__OBJECTIVE__. Copy out every line exactly as given.

━━━━━━

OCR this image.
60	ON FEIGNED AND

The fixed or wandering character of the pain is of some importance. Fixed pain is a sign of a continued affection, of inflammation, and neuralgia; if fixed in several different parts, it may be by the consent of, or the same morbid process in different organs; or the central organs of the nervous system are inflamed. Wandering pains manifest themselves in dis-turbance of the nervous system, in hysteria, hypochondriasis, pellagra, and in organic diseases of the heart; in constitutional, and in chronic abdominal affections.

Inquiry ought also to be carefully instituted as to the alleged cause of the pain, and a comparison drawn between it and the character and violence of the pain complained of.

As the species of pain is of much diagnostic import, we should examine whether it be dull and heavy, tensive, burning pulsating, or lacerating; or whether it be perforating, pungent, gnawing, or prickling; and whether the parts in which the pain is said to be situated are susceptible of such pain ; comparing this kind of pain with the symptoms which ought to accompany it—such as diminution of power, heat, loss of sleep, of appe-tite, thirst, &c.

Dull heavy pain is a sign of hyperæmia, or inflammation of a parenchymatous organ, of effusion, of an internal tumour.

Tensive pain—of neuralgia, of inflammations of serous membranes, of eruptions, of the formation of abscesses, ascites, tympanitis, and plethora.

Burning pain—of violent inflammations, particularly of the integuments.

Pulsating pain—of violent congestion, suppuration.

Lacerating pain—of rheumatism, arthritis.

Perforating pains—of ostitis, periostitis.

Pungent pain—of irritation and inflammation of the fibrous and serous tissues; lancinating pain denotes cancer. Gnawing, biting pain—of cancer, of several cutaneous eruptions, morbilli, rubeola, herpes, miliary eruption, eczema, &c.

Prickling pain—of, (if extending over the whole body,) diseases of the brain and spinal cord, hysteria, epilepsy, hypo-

━━━━━━

__ANSWER BELOW__.
OCR this image.
60	ON FEIGNED AND

The fixed or wandering character of the pain is of some importance. Fixed pain is a sign of a continued affection, of inflammation, and neuralgia; if fixed in several different parts, it may be by the consent of, or the same morbid process in different organs; or the central organs of the nervous system are inflamed. Wandering pains manifest themselves in dis-turbance of the nervous system, in hysteria, hypochondriasis, pellagra, and in organic diseases of the heart; in constitutional, and in chronic abdominal affections.

Inquiry ought also to be carefully instituted as to the alleged cause of the pain, and a comparison drawn between it and the character and violence of the pain complained of.

As the species of pain is of much diagnostic import, we should examine whether it be dull and heavy, tensive, burning pulsating, or lacerating; or whether it be perforating, pungent, gnawing, or prickling; and whether the parts in which the pain is said to be situated are susceptible of such pain ; comparing this kind of pain with the symptoms which ought to accompany it—such as diminution of power, heat, loss of sleep, of appe-tite, thirst, &c.

Dull heavy pain is a sign of hyperæmia, or inflammation of a parenchymatous organ, of effusion, of an internal tumour.

Tensive pain—of neuralgia, of inflammations of serous membranes, of eruptions, of the formation of abscesses, ascites, tympanitis, and plethora.

Burning pain—of violent inflammations, particularly of the integuments.

Pulsating pain—of violent congestion, suppuration.

Lacerating pain—of rheumatism, arthritis.

Perforating pains—of ostitis, periostitis.

Pungent pain—of irritation and inflammation of the fibrous and serous tissues; lancinating pain denotes cancer. Gnawing, biting pain—of cancer, of several cutaneous eruptions, morbilli, rubeola, herpes, miliary eruption, eczema, &c.

Prickling pain—of, (if extending over the whole body,) diseases of the brain and spinal cord, hysteria, epilepsy, hypo-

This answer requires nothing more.